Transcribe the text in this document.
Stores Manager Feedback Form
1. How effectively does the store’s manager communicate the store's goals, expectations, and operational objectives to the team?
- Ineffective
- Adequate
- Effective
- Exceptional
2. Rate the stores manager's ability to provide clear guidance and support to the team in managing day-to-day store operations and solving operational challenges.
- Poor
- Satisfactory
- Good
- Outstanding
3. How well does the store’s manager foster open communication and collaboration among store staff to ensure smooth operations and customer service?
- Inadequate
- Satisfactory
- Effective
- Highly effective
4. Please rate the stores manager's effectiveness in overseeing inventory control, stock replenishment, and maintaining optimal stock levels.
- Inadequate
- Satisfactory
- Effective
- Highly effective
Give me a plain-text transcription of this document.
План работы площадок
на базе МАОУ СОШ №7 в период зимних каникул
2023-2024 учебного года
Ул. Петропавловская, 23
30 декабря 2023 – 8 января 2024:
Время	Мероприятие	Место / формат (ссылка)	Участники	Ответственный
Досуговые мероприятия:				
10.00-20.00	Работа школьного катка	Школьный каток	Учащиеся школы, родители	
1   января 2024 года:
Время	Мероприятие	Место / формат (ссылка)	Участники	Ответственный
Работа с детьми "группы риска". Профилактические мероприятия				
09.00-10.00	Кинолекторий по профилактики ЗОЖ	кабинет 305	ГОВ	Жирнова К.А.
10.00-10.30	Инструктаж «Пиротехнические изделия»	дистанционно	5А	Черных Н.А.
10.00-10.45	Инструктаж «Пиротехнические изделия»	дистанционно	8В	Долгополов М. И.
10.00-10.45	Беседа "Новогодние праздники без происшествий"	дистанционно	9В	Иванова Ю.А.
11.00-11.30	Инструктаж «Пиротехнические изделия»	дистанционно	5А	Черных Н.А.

------------------------

* **To be done**
Take the line with "Give me a plain-text" and all lines after it to the last line, and reproduce them exactly.

* **Correct output**
Give me a plain-text transcription of this document.
План работы площадок
на базе МАОУ СОШ №7 в период зимних каникул
2023-2024 учебного года
Ул. Петропавловская, 23
30 декабря 2023 – 8 января 2024:
Время	Мероприятие	Место / формат (ссылка)	Участники	Ответственный
Досуговые мероприятия:				
10.00-20.00	Работа школьного катка	Школьный каток	Учащиеся школы, родители	
1   января 2024 года:
Время	Мероприятие	Место / формат (ссылка)	Участники	Ответственный
Работа с детьми "группы риска". Профилактические мероприятия				
09.00-10.00	Кинолекторий по профилактики ЗОЖ	кабинет 305	ГОВ	Жирнова К.А.
10.00-10.30	Инструктаж «Пиротехнические изделия»	дистанционно	5А	Черных Н.А.
10.00-10.45	Инструктаж «Пиротехнические изделия»	дистанционно	8В	Долгополов М. И.
10.00-10.45	Беседа "Новогодние праздники без происшествий"	дистанционно	9В	Иванова Ю.А.
11.00-11.30	Инструктаж «Пиротехнические изделия»	дистанционно	5А	Черных Н.А.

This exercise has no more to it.